PROBLEM DESCRIPTION:
Repeat each record exactly as written, and drop any images.
++++ RECORDS FOR THIS EXERCISE
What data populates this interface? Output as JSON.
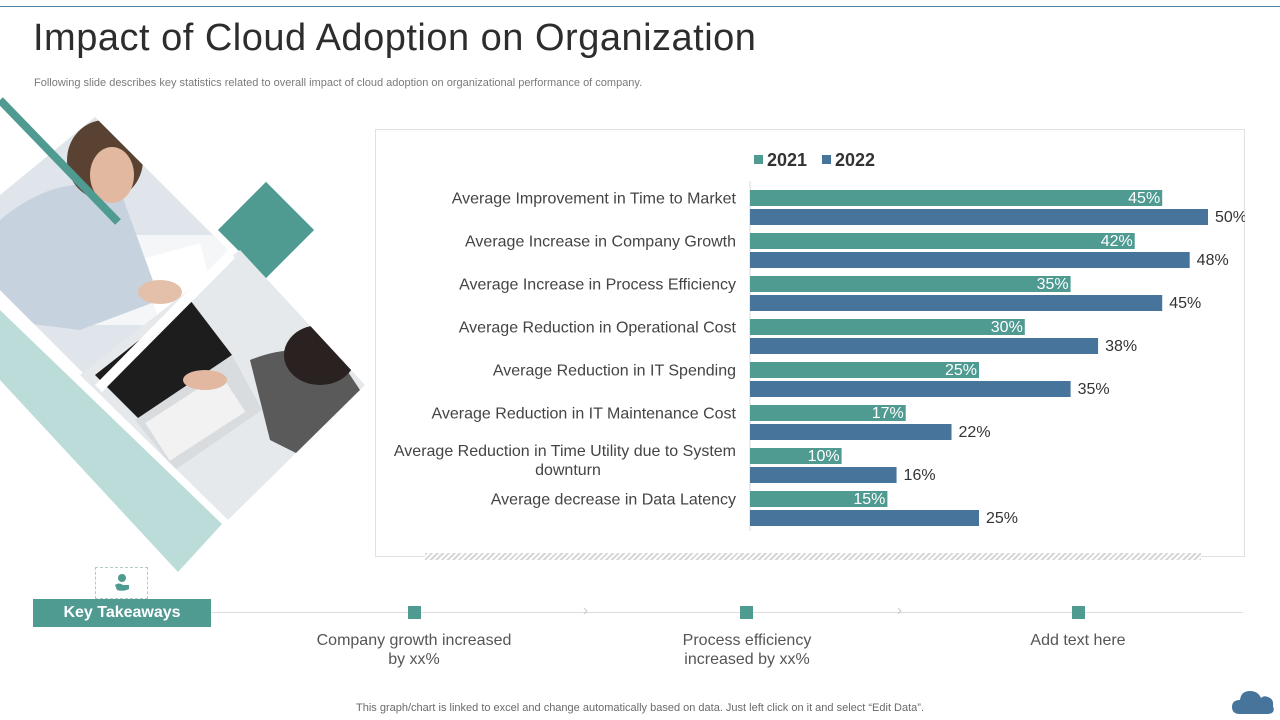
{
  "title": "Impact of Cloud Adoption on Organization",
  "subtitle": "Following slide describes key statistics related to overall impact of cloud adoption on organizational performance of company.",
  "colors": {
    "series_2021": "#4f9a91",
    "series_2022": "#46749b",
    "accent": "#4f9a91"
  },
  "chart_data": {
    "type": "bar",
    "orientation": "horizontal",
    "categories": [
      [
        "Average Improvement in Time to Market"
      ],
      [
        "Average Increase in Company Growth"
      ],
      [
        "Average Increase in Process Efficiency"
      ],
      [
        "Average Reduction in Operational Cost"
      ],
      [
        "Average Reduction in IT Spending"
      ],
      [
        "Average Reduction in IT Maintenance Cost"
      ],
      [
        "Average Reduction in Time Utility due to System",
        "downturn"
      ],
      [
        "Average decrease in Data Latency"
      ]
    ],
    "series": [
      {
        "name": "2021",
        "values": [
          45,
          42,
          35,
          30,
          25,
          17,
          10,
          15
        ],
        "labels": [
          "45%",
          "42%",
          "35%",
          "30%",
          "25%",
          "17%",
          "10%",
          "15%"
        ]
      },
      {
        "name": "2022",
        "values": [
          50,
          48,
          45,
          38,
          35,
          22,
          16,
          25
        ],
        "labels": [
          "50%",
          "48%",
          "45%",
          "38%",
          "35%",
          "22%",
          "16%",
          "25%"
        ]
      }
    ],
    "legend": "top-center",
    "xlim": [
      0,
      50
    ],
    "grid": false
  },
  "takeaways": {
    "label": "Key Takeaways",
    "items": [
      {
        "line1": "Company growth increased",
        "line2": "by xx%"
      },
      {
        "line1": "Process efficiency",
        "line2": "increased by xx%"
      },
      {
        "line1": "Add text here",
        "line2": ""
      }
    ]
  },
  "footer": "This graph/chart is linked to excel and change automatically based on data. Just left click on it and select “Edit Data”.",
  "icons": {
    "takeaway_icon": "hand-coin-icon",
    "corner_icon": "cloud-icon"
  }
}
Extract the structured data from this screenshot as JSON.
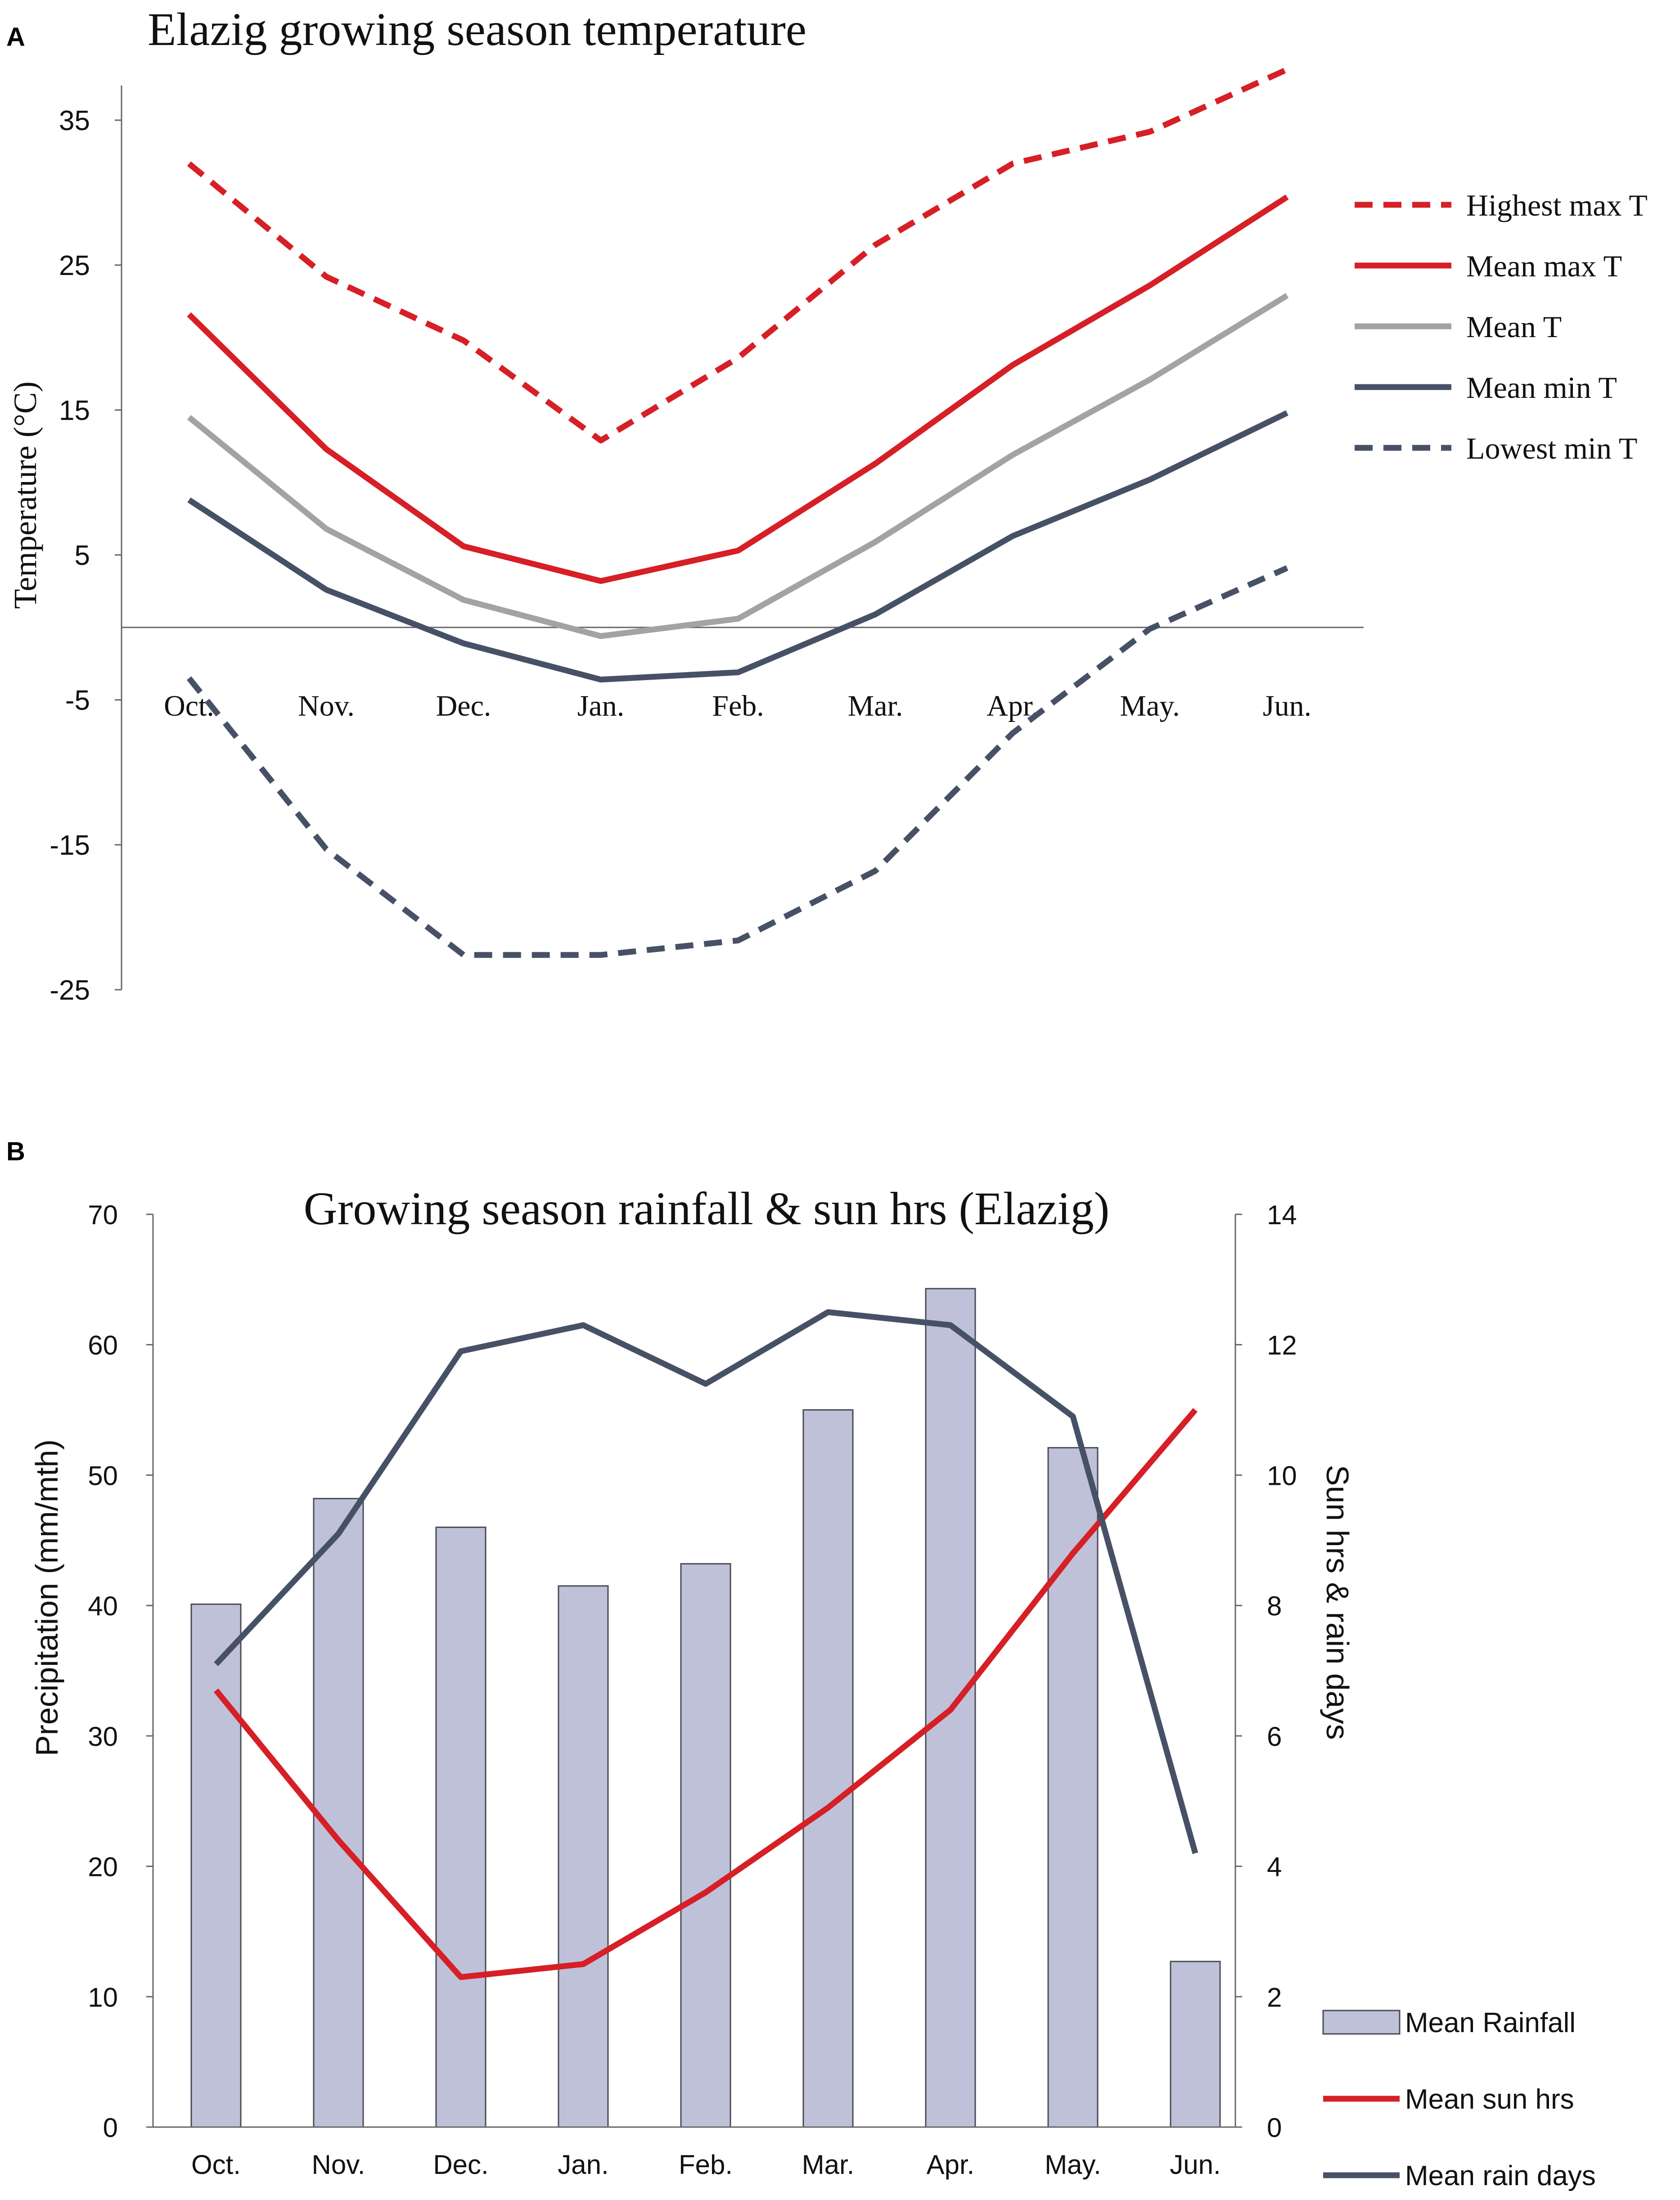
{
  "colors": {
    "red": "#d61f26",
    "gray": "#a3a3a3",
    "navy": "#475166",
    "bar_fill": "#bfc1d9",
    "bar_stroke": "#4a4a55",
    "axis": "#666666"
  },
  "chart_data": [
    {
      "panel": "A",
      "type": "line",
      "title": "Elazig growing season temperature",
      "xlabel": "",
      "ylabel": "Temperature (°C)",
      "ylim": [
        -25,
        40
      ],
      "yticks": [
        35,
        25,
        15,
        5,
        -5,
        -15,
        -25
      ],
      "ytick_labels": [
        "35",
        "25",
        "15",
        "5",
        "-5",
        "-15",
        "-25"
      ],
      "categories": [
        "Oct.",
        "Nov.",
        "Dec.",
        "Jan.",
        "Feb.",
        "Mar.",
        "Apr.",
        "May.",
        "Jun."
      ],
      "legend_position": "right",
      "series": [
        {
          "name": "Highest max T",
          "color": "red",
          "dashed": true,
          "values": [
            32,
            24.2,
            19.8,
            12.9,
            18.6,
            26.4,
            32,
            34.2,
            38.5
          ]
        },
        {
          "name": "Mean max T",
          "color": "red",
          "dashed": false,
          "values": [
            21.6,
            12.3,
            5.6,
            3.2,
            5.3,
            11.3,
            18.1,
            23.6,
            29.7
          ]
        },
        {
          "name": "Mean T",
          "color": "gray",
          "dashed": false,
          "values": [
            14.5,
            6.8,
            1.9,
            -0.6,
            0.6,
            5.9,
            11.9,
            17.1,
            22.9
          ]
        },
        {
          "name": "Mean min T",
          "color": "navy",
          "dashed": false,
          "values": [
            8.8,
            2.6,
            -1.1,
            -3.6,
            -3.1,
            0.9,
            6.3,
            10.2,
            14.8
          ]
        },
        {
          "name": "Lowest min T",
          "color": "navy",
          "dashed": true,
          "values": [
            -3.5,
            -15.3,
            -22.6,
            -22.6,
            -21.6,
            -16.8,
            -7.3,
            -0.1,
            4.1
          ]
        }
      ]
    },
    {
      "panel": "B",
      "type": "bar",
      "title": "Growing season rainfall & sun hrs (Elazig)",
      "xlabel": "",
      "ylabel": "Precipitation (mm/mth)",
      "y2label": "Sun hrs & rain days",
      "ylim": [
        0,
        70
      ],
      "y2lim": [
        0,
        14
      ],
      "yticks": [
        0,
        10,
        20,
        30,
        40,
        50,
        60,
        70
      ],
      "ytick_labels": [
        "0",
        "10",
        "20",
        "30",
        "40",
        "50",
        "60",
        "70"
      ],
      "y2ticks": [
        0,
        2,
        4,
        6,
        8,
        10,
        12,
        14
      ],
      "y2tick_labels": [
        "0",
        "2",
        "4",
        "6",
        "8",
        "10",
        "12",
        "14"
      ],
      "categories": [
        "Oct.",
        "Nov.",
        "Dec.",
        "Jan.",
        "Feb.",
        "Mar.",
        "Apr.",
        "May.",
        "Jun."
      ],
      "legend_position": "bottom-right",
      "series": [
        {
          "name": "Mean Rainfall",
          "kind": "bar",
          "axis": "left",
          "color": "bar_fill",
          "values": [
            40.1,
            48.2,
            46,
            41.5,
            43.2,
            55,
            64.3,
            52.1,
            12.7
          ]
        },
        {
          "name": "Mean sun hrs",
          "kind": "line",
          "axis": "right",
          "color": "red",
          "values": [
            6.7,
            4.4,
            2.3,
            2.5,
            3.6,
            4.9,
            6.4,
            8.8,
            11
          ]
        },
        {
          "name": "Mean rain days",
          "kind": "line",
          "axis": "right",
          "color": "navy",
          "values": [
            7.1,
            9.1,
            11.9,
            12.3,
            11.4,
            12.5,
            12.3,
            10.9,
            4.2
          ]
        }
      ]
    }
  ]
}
++++++++
EXPECTED ANSWER:
What data populates this interface? Output as JSON.
{
  "title": "Impact of Cloud Adoption on Organization",
  "subtitle": "Following slide describes key statistics related to overall impact of cloud adoption on organizational performance of company.",
  "colors": {
    "series_2021": "#4f9a91",
    "series_2022": "#46749b",
    "accent": "#4f9a91"
  },
  "chart_data": {
    "type": "bar",
    "orientation": "horizontal",
    "categories": [
      [
        "Average Improvement in Time to Market"
      ],
      [
        "Average Increase in Company Growth"
      ],
      [
        "Average Increase in Process Efficiency"
      ],
      [
        "Average Reduction in Operational Cost"
      ],
      [
        "Average Reduction in IT Spending"
      ],
      [
        "Average Reduction in IT Maintenance Cost"
      ],
      [
        "Average Reduction in Time Utility due to System",
        "downturn"
      ],
      [
        "Average decrease in Data Latency"
      ]
    ],
    "series": [
      {
        "name": "2021",
        "values": [
          45,
          42,
          35,
          30,
          25,
          17,
          10,
          15
        ],
        "labels": [
          "45%",
          "42%",
          "35%",
          "30%",
          "25%",
          "17%",
          "10%",
          "15%"
        ]
      },
      {
        "name": "2022",
        "values": [
          50,
          48,
          45,
          38,
          35,
          22,
          16,
          25
        ],
        "labels": [
          "50%",
          "48%",
          "45%",
          "38%",
          "35%",
          "22%",
          "16%",
          "25%"
        ]
      }
    ],
    "legend": "top-center",
    "xlim": [
      0,
      50
    ],
    "grid": false
  },
  "takeaways": {
    "label": "Key Takeaways",
    "items": [
      {
        "line1": "Company growth increased",
        "line2": "by xx%"
      },
      {
        "line1": "Process efficiency",
        "line2": "increased by xx%"
      },
      {
        "line1": "Add text here",
        "line2": ""
      }
    ]
  },
  "footer": "This graph/chart is linked to excel and change automatically based on data. Just left click on it and select “Edit Data”.",
  "icons": {
    "takeaway_icon": "hand-coin-icon",
    "corner_icon": "cloud-icon"
  }
}
Extract the structured data from this screenshot as JSON.
{
  "colors": {
    "red": "#d61f26",
    "gray": "#a3a3a3",
    "navy": "#475166",
    "bar_fill": "#bfc1d9",
    "bar_stroke": "#4a4a55",
    "axis": "#666666"
  },
  "chart_data": [
    {
      "panel": "A",
      "type": "line",
      "title": "Elazig growing season temperature",
      "xlabel": "",
      "ylabel": "Temperature (°C)",
      "ylim": [
        -25,
        40
      ],
      "yticks": [
        35,
        25,
        15,
        5,
        -5,
        -15,
        -25
      ],
      "ytick_labels": [
        "35",
        "25",
        "15",
        "5",
        "-5",
        "-15",
        "-25"
      ],
      "categories": [
        "Oct.",
        "Nov.",
        "Dec.",
        "Jan.",
        "Feb.",
        "Mar.",
        "Apr.",
        "May.",
        "Jun."
      ],
      "legend_position": "right",
      "series": [
        {
          "name": "Highest max T",
          "color": "red",
          "dashed": true,
          "values": [
            32,
            24.2,
            19.8,
            12.9,
            18.6,
            26.4,
            32,
            34.2,
            38.5
          ]
        },
        {
          "name": "Mean max T",
          "color": "red",
          "dashed": false,
          "values": [
            21.6,
            12.3,
            5.6,
            3.2,
            5.3,
            11.3,
            18.1,
            23.6,
            29.7
          ]
        },
        {
          "name": "Mean T",
          "color": "gray",
          "dashed": false,
          "values": [
            14.5,
            6.8,
            1.9,
            -0.6,
            0.6,
            5.9,
            11.9,
            17.1,
            22.9
          ]
        },
        {
          "name": "Mean min T",
          "color": "navy",
          "dashed": false,
          "values": [
            8.8,
            2.6,
            -1.1,
            -3.6,
            -3.1,
            0.9,
            6.3,
            10.2,
            14.8
          ]
        },
        {
          "name": "Lowest min T",
          "color": "navy",
          "dashed": true,
          "values": [
            -3.5,
            -15.3,
            -22.6,
            -22.6,
            -21.6,
            -16.8,
            -7.3,
            -0.1,
            4.1
          ]
        }
      ]
    },
    {
      "panel": "B",
      "type": "bar",
      "title": "Growing season rainfall & sun hrs (Elazig)",
      "xlabel": "",
      "ylabel": "Precipitation (mm/mth)",
      "y2label": "Sun hrs & rain days",
      "ylim": [
        0,
        70
      ],
      "y2lim": [
        0,
        14
      ],
      "yticks": [
        0,
        10,
        20,
        30,
        40,
        50,
        60,
        70
      ],
      "ytick_labels": [
        "0",
        "10",
        "20",
        "30",
        "40",
        "50",
        "60",
        "70"
      ],
      "y2ticks": [
        0,
        2,
        4,
        6,
        8,
        10,
        12,
        14
      ],
      "y2tick_labels": [
        "0",
        "2",
        "4",
        "6",
        "8",
        "10",
        "12",
        "14"
      ],
      "categories": [
        "Oct.",
        "Nov.",
        "Dec.",
        "Jan.",
        "Feb.",
        "Mar.",
        "Apr.",
        "May.",
        "Jun."
      ],
      "legend_position": "bottom-right",
      "series": [
        {
          "name": "Mean Rainfall",
          "kind": "bar",
          "axis": "left",
          "color": "bar_fill",
          "values": [
            40.1,
            48.2,
            46,
            41.5,
            43.2,
            55,
            64.3,
            52.1,
            12.7
          ]
        },
        {
          "name": "Mean sun hrs",
          "kind": "line",
          "axis": "right",
          "color": "red",
          "values": [
            6.7,
            4.4,
            2.3,
            2.5,
            3.6,
            4.9,
            6.4,
            8.8,
            11
          ]
        },
        {
          "name": "Mean rain days",
          "kind": "line",
          "axis": "right",
          "color": "navy",
          "values": [
            7.1,
            9.1,
            11.9,
            12.3,
            11.4,
            12.5,
            12.3,
            10.9,
            4.2
          ]
        }
      ]
    }
  ]
}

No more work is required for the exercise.